Information supplied start

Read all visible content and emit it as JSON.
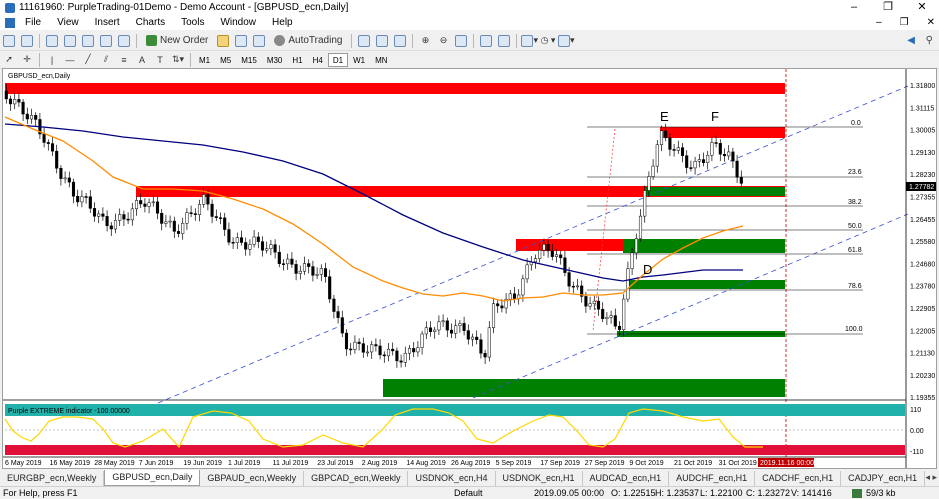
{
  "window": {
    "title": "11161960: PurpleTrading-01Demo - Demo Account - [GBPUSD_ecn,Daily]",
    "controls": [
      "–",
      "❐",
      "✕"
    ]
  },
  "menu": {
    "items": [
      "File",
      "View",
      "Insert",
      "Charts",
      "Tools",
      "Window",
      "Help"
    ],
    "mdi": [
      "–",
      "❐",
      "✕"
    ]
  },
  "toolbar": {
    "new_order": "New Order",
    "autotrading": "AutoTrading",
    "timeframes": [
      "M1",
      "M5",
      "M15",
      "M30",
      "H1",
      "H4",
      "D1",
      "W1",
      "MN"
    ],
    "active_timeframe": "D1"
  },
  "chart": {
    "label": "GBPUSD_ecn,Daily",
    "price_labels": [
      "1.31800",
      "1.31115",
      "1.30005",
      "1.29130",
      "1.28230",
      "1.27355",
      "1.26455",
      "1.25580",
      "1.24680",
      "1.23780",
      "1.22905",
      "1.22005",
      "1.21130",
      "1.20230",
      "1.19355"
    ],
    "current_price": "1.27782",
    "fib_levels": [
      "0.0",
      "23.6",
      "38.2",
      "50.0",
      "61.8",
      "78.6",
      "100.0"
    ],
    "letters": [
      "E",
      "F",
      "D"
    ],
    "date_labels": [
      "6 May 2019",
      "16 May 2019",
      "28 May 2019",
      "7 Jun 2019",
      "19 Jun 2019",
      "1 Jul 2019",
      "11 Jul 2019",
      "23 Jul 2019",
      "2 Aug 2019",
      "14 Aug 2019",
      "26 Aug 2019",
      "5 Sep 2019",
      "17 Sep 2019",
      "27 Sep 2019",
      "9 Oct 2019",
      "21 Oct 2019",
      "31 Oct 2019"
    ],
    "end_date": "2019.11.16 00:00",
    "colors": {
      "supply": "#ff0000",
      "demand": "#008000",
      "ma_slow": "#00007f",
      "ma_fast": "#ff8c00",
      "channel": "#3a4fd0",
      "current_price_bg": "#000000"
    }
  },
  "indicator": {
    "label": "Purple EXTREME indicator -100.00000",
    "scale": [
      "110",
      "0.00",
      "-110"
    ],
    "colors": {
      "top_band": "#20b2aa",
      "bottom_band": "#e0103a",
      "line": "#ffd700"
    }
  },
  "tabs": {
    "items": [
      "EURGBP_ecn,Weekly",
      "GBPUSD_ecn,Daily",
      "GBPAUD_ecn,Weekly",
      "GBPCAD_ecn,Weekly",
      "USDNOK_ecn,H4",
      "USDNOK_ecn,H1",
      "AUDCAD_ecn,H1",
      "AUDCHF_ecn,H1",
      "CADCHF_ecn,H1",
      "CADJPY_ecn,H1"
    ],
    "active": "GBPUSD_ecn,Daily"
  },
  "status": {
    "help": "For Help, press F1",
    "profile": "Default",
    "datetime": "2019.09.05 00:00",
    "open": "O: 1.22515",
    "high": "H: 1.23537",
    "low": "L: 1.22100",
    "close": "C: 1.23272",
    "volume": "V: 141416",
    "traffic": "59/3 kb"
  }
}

Information supplied end
Information supplied start

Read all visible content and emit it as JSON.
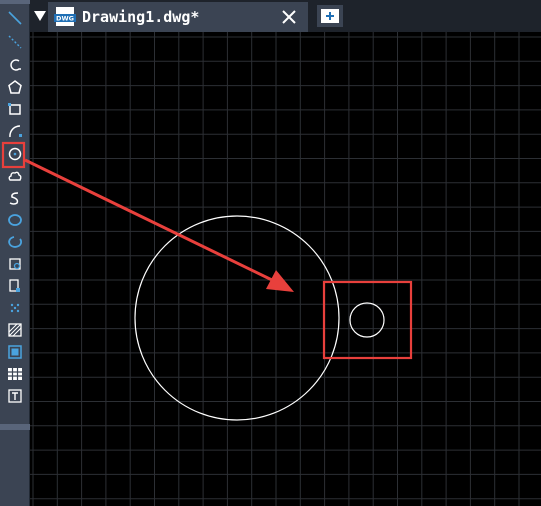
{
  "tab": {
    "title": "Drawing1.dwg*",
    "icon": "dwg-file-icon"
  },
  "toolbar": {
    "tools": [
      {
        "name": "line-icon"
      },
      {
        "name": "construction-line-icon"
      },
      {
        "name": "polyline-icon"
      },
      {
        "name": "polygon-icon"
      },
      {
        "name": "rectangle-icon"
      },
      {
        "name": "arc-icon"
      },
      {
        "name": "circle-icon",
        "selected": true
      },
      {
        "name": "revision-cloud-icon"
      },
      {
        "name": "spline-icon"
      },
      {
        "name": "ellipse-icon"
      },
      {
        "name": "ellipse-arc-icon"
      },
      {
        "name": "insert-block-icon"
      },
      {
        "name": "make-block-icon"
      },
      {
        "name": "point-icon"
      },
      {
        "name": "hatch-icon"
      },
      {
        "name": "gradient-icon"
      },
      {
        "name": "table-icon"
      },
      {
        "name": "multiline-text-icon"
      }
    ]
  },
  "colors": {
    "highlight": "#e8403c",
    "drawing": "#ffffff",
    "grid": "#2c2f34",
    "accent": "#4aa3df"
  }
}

Information supplied end
Information supplied start

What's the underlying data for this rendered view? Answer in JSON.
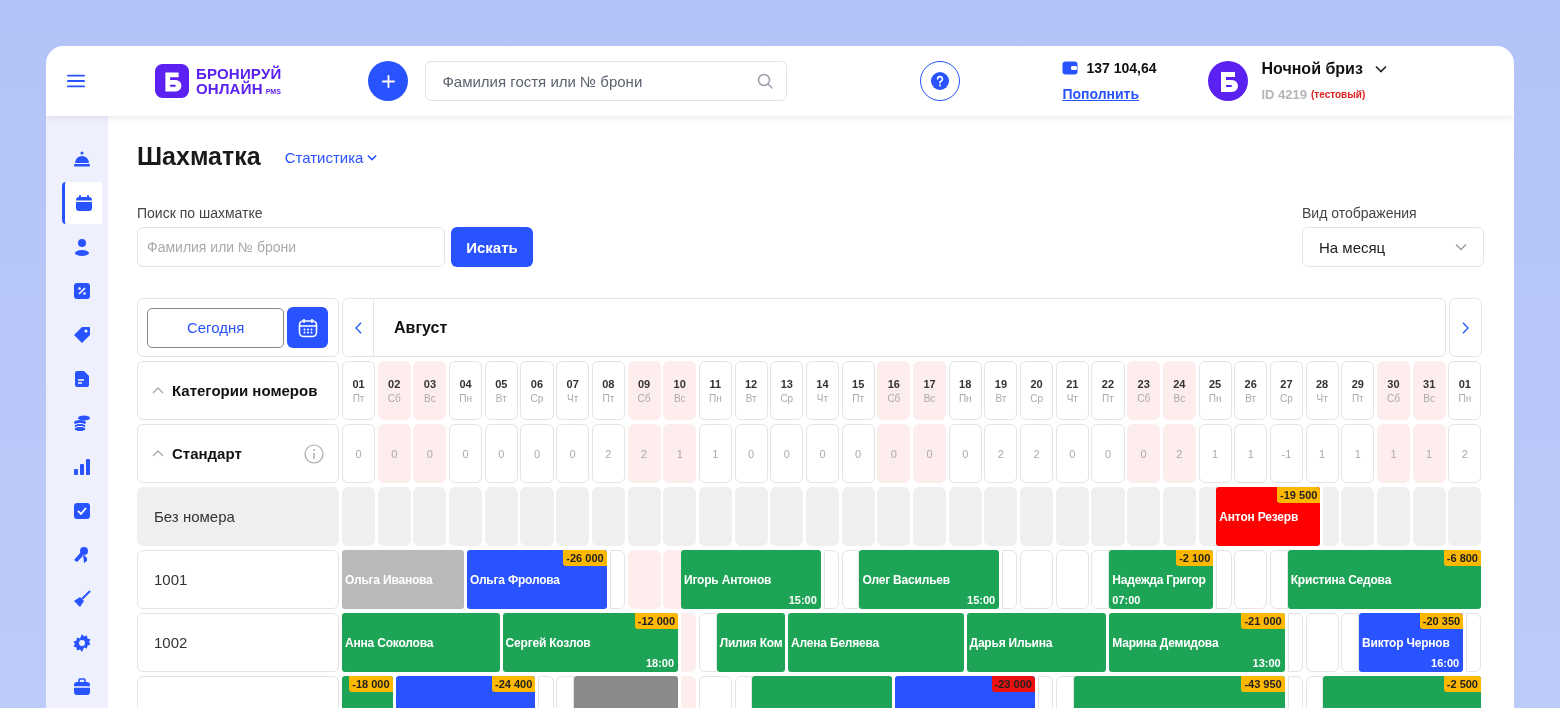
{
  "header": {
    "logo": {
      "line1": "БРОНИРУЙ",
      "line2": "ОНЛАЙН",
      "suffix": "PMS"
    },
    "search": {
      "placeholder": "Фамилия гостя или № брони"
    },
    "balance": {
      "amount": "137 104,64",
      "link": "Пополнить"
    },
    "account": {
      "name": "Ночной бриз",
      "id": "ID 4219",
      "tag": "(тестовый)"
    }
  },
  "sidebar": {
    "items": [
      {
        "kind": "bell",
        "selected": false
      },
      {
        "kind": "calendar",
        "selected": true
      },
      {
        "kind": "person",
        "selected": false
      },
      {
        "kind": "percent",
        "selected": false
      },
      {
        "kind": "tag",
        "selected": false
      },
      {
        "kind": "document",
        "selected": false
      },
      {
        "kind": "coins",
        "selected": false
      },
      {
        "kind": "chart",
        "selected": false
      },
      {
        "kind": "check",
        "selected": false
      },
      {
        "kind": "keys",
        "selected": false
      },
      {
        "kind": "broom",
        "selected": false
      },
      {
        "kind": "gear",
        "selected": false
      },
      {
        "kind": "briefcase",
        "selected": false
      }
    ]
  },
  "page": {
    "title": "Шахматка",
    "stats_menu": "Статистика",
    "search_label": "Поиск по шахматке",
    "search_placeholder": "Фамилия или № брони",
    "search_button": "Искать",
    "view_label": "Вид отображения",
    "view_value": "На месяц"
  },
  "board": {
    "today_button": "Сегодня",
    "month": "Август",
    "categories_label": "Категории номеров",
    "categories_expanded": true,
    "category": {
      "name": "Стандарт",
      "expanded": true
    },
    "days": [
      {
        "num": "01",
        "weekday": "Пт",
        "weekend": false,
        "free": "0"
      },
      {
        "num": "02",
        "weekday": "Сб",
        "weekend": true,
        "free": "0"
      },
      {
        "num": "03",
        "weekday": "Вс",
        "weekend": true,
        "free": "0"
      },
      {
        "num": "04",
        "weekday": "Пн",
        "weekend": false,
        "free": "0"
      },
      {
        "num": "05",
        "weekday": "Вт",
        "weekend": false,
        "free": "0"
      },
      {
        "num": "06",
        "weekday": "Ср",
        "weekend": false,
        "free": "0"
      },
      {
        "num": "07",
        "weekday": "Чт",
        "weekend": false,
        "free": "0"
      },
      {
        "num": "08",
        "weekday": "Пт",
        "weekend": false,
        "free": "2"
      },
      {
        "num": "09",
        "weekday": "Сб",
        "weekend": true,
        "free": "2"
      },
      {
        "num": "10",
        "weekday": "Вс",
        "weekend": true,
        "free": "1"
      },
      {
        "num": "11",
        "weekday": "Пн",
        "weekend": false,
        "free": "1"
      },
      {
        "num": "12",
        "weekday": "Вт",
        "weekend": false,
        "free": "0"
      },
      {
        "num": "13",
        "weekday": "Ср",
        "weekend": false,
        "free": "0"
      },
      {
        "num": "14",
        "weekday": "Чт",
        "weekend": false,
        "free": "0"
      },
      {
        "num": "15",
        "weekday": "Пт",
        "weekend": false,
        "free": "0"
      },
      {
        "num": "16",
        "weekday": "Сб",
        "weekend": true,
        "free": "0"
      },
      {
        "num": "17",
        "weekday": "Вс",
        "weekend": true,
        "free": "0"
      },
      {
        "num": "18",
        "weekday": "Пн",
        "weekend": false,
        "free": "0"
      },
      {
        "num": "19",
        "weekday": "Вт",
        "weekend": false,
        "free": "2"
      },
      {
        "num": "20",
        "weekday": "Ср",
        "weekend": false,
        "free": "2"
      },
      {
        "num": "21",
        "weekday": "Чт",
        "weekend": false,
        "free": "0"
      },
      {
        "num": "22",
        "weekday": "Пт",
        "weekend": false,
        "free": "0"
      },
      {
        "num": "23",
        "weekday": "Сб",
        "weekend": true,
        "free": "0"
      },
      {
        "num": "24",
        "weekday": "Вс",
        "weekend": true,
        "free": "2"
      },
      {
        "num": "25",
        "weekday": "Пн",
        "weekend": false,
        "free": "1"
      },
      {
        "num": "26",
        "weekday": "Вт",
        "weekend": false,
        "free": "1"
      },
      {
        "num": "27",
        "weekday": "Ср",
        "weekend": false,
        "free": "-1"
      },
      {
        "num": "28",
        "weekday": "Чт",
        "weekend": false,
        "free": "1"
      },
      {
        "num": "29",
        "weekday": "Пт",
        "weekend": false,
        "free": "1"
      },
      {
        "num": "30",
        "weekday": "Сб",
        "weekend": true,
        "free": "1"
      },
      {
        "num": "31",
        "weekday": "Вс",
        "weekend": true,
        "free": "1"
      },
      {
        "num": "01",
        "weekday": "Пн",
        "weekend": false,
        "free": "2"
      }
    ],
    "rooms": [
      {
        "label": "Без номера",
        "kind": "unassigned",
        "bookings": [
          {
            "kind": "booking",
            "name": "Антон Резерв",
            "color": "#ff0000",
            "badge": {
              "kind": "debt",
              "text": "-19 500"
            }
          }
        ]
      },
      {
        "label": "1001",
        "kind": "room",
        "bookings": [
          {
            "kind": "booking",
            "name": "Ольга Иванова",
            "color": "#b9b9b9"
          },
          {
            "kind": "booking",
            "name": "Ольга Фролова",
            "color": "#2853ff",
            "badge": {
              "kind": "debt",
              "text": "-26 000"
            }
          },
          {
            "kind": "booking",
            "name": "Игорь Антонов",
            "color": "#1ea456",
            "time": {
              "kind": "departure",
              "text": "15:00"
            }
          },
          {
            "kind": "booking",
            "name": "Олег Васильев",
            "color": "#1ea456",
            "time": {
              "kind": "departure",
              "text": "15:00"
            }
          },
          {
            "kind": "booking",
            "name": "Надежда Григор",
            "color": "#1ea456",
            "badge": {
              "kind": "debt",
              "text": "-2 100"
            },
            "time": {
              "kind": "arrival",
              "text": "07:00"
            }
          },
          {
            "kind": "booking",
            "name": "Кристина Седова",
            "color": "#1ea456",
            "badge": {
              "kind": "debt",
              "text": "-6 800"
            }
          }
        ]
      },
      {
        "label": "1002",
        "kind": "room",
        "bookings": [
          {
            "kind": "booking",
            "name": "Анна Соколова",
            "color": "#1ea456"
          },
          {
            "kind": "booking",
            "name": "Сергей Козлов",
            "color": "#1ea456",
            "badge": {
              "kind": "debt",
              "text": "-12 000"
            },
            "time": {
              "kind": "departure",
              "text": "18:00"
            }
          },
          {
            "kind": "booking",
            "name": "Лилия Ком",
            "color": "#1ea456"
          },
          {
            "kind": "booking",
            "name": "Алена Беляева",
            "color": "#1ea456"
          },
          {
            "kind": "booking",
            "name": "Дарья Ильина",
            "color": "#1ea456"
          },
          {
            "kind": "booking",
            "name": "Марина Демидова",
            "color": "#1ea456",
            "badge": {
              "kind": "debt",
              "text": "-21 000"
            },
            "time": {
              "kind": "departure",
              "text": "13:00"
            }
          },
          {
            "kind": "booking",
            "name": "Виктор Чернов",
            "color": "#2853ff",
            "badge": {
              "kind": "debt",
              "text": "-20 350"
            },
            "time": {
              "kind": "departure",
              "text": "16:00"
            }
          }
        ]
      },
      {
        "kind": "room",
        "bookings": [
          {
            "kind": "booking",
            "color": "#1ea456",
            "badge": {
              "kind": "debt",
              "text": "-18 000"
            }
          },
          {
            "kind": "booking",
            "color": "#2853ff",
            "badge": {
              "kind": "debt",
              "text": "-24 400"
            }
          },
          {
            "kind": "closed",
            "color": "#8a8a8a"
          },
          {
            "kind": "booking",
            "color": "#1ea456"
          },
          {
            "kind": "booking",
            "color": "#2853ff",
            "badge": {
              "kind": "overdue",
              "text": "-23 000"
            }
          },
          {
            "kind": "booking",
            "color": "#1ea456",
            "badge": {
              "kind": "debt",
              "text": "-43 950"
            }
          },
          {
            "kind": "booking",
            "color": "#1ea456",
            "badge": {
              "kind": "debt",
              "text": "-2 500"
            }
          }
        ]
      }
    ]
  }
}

Information supplied end

**Exercise:** In the listing above, find the lines holding the word "Daily" and copy them.

**Result of the exercise:**
    "title": "11161960: PurpleTrading-01Demo - Demo Account - [GBPUSD_ecn,Daily]",
    "label": "GBPUSD_ecn,Daily",
      "GBPUSD_ecn,Daily",
    "active": "GBPUSD_ecn,Daily"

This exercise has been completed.